▶ **GIVEN INSTRUCTION**
Can you transcribe every record below exactly as it appears?

┌──

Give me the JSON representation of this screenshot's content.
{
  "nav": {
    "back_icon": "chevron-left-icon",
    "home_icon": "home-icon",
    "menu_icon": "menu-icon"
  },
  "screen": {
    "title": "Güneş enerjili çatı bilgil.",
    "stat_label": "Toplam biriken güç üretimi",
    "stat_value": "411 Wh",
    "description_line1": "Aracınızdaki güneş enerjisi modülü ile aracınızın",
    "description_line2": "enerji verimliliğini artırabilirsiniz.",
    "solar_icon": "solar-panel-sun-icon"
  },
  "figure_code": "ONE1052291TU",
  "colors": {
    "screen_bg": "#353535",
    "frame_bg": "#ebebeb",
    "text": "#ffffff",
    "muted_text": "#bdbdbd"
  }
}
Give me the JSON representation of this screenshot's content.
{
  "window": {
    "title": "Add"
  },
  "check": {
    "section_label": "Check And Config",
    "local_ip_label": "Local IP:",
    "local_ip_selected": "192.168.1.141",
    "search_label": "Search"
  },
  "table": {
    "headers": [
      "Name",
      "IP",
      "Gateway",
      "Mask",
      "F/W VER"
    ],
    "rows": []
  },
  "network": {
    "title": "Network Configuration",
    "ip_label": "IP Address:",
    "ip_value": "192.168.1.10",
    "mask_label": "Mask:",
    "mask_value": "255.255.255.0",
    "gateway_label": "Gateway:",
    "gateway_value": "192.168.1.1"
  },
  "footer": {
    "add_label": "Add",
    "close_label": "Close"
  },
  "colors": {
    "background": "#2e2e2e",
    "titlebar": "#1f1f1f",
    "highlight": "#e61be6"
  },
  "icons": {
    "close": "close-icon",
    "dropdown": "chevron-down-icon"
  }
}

└──

▶ **OUTPUT FOR THIS TASK**
Give me the JSON representation of this screenshot's content.
{
  "nav": {
    "back_icon": "chevron-left-icon",
    "home_icon": "home-icon",
    "menu_icon": "menu-icon"
  },
  "screen": {
    "title": "Güneş enerjili çatı bilgil.",
    "stat_label": "Toplam biriken güç üretimi",
    "stat_value": "411 Wh",
    "description_line1": "Aracınızdaki güneş enerjisi modülü ile aracınızın",
    "description_line2": "enerji verimliliğini artırabilirsiniz.",
    "solar_icon": "solar-panel-sun-icon"
  },
  "figure_code": "ONE1052291TU",
  "colors": {
    "screen_bg": "#353535",
    "frame_bg": "#ebebeb",
    "text": "#ffffff",
    "muted_text": "#bdbdbd"
  }
}
Give me the JSON representation of this screenshot's content.
{
  "window": {
    "title": "Add"
  },
  "check": {
    "section_label": "Check And Config",
    "local_ip_label": "Local IP:",
    "local_ip_selected": "192.168.1.141",
    "search_label": "Search"
  },
  "table": {
    "headers": [
      "Name",
      "IP",
      "Gateway",
      "Mask",
      "F/W VER"
    ],
    "rows": []
  },
  "network": {
    "title": "Network Configuration",
    "ip_label": "IP Address:",
    "ip_value": "192.168.1.10",
    "mask_label": "Mask:",
    "mask_value": "255.255.255.0",
    "gateway_label": "Gateway:",
    "gateway_value": "192.168.1.1"
  },
  "footer": {
    "add_label": "Add",
    "close_label": "Close"
  },
  "colors": {
    "background": "#2e2e2e",
    "titlebar": "#1f1f1f",
    "highlight": "#e61be6"
  },
  "icons": {
    "close": "close-icon",
    "dropdown": "chevron-down-icon"
  }
}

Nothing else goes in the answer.